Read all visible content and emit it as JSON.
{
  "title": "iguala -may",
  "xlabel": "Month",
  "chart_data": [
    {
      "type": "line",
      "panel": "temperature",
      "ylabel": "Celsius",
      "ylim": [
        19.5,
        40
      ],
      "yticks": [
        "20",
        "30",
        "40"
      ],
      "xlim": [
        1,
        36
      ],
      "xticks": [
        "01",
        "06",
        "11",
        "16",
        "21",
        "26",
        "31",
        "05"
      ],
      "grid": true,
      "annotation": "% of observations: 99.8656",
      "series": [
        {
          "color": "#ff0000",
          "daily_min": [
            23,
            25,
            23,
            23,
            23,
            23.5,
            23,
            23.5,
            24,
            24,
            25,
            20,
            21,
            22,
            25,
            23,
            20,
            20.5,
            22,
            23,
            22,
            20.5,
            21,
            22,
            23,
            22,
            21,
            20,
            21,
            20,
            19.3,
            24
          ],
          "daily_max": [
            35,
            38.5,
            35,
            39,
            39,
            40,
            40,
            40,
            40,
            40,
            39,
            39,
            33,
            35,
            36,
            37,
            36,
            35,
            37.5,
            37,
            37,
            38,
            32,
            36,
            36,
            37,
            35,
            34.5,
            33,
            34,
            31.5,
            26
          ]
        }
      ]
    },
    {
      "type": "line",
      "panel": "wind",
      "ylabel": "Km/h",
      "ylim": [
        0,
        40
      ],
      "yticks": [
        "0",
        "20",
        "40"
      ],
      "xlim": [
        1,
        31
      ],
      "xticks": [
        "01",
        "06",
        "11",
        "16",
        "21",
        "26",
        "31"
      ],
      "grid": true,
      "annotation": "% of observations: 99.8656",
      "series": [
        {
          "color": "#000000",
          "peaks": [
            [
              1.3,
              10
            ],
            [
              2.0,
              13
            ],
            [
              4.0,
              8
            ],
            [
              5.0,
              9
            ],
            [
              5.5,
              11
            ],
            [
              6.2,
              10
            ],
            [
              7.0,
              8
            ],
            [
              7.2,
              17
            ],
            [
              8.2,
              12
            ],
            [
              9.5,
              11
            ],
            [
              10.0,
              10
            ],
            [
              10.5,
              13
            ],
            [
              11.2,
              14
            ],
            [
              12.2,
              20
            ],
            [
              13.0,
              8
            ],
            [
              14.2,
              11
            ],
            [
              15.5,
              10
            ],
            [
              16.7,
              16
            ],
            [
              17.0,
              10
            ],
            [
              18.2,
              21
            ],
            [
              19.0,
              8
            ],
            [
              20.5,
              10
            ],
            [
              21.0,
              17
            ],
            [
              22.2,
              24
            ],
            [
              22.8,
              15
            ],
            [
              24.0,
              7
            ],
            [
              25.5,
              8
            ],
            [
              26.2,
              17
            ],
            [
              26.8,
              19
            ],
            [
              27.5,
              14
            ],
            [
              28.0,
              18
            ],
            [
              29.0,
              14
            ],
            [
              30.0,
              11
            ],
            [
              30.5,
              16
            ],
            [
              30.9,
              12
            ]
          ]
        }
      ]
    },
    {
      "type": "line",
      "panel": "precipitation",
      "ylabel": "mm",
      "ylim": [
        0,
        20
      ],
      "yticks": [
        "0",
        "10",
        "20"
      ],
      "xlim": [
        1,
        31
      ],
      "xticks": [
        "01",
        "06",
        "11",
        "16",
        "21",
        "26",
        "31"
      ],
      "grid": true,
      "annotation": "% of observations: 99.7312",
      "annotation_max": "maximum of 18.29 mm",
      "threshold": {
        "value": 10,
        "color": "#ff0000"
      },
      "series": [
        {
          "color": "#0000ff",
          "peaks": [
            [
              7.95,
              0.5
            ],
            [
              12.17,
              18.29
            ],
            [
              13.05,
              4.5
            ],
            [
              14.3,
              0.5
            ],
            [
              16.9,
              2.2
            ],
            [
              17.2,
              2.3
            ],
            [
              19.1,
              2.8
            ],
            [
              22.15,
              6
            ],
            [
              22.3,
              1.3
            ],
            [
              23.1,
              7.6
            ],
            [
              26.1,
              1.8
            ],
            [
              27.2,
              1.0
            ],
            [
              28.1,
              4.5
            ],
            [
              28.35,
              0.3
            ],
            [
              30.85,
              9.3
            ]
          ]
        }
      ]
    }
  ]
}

^^^^^^^^^^^^^^^^

Stated problem | Transcribe the material exactly as it reads.

Task response |
Read all visible content and emit it as JSON.
{
  "title": "iguala -may",
  "xlabel": "Month",
  "chart_data": [
    {
      "type": "line",
      "panel": "temperature",
      "ylabel": "Celsius",
      "ylim": [
        19.5,
        40
      ],
      "yticks": [
        "20",
        "30",
        "40"
      ],
      "xlim": [
        1,
        36
      ],
      "xticks": [
        "01",
        "06",
        "11",
        "16",
        "21",
        "26",
        "31",
        "05"
      ],
      "grid": true,
      "annotation": "% of observations: 99.8656",
      "series": [
        {
          "color": "#ff0000",
          "daily_min": [
            23,
            25,
            23,
            23,
            23,
            23.5,
            23,
            23.5,
            24,
            24,
            25,
            20,
            21,
            22,
            25,
            23,
            20,
            20.5,
            22,
            23,
            22,
            20.5,
            21,
            22,
            23,
            22,
            21,
            20,
            21,
            20,
            19.3,
            24
          ],
          "daily_max": [
            35,
            38.5,
            35,
            39,
            39,
            40,
            40,
            40,
            40,
            40,
            39,
            39,
            33,
            35,
            36,
            37,
            36,
            35,
            37.5,
            37,
            37,
            38,
            32,
            36,
            36,
            37,
            35,
            34.5,
            33,
            34,
            31.5,
            26
          ]
        }
      ]
    },
    {
      "type": "line",
      "panel": "wind",
      "ylabel": "Km/h",
      "ylim": [
        0,
        40
      ],
      "yticks": [
        "0",
        "20",
        "40"
      ],
      "xlim": [
        1,
        31
      ],
      "xticks": [
        "01",
        "06",
        "11",
        "16",
        "21",
        "26",
        "31"
      ],
      "grid": true,
      "annotation": "% of observations: 99.8656",
      "series": [
        {
          "color": "#000000",
          "peaks": [
            [
              1.3,
              10
            ],
            [
              2.0,
              13
            ],
            [
              4.0,
              8
            ],
            [
              5.0,
              9
            ],
            [
              5.5,
              11
            ],
            [
              6.2,
              10
            ],
            [
              7.0,
              8
            ],
            [
              7.2,
              17
            ],
            [
              8.2,
              12
            ],
            [
              9.5,
              11
            ],
            [
              10.0,
              10
            ],
            [
              10.5,
              13
            ],
            [
              11.2,
              14
            ],
            [
              12.2,
              20
            ],
            [
              13.0,
              8
            ],
            [
              14.2,
              11
            ],
            [
              15.5,
              10
            ],
            [
              16.7,
              16
            ],
            [
              17.0,
              10
            ],
            [
              18.2,
              21
            ],
            [
              19.0,
              8
            ],
            [
              20.5,
              10
            ],
            [
              21.0,
              17
            ],
            [
              22.2,
              24
            ],
            [
              22.8,
              15
            ],
            [
              24.0,
              7
            ],
            [
              25.5,
              8
            ],
            [
              26.2,
              17
            ],
            [
              26.8,
              19
            ],
            [
              27.5,
              14
            ],
            [
              28.0,
              18
            ],
            [
              29.0,
              14
            ],
            [
              30.0,
              11
            ],
            [
              30.5,
              16
            ],
            [
              30.9,
              12
            ]
          ]
        }
      ]
    },
    {
      "type": "line",
      "panel": "precipitation",
      "ylabel": "mm",
      "ylim": [
        0,
        20
      ],
      "yticks": [
        "0",
        "10",
        "20"
      ],
      "xlim": [
        1,
        31
      ],
      "xticks": [
        "01",
        "06",
        "11",
        "16",
        "21",
        "26",
        "31"
      ],
      "grid": true,
      "annotation": "% of observations: 99.7312",
      "annotation_max": "maximum of 18.29 mm",
      "threshold": {
        "value": 10,
        "color": "#ff0000"
      },
      "series": [
        {
          "color": "#0000ff",
          "peaks": [
            [
              7.95,
              0.5
            ],
            [
              12.17,
              18.29
            ],
            [
              13.05,
              4.5
            ],
            [
              14.3,
              0.5
            ],
            [
              16.9,
              2.2
            ],
            [
              17.2,
              2.3
            ],
            [
              19.1,
              2.8
            ],
            [
              22.15,
              6
            ],
            [
              22.3,
              1.3
            ],
            [
              23.1,
              7.6
            ],
            [
              26.1,
              1.8
            ],
            [
              27.2,
              1.0
            ],
            [
              28.1,
              4.5
            ],
            [
              28.35,
              0.3
            ],
            [
              30.85,
              9.3
            ]
          ]
        }
      ]
    }
  ]
}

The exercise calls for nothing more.